Exercise: Write the records out again, keeping each line exactly as it is.

+++ Material provided +++

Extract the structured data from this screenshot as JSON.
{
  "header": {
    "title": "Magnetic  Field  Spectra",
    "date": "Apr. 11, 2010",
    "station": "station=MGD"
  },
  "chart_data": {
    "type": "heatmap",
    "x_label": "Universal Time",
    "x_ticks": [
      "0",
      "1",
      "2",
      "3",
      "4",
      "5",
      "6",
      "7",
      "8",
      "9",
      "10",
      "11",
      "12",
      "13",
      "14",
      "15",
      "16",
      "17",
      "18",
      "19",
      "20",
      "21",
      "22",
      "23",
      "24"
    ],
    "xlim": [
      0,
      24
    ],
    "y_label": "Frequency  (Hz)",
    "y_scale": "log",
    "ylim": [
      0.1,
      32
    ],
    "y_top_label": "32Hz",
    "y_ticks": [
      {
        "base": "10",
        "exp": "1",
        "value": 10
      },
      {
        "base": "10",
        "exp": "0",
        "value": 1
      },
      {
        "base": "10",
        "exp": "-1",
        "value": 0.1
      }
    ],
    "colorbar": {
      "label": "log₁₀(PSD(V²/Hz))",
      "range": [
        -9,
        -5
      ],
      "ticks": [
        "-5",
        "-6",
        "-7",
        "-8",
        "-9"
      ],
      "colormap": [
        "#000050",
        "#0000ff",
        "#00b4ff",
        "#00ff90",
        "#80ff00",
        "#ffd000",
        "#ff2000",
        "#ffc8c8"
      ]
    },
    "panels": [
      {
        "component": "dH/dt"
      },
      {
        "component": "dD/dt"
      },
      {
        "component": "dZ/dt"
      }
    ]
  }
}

+++

Problem solution:
Extract the structured data from this screenshot as JSON.
{
  "header": {
    "title": "Magnetic  Field  Spectra",
    "date": "Apr. 11, 2010",
    "station": "station=MGD"
  },
  "chart_data": {
    "type": "heatmap",
    "x_label": "Universal Time",
    "x_ticks": [
      "0",
      "1",
      "2",
      "3",
      "4",
      "5",
      "6",
      "7",
      "8",
      "9",
      "10",
      "11",
      "12",
      "13",
      "14",
      "15",
      "16",
      "17",
      "18",
      "19",
      "20",
      "21",
      "22",
      "23",
      "24"
    ],
    "xlim": [
      0,
      24
    ],
    "y_label": "Frequency  (Hz)",
    "y_scale": "log",
    "ylim": [
      0.1,
      32
    ],
    "y_top_label": "32Hz",
    "y_ticks": [
      {
        "base": "10",
        "exp": "1",
        "value": 10
      },
      {
        "base": "10",
        "exp": "0",
        "value": 1
      },
      {
        "base": "10",
        "exp": "-1",
        "value": 0.1
      }
    ],
    "colorbar": {
      "label": "log₁₀(PSD(V²/Hz))",
      "range": [
        -9,
        -5
      ],
      "ticks": [
        "-5",
        "-6",
        "-7",
        "-8",
        "-9"
      ],
      "colormap": [
        "#000050",
        "#0000ff",
        "#00b4ff",
        "#00ff90",
        "#80ff00",
        "#ffd000",
        "#ff2000",
        "#ffc8c8"
      ]
    },
    "panels": [
      {
        "component": "dH/dt"
      },
      {
        "component": "dD/dt"
      },
      {
        "component": "dZ/dt"
      }
    ]
  }
}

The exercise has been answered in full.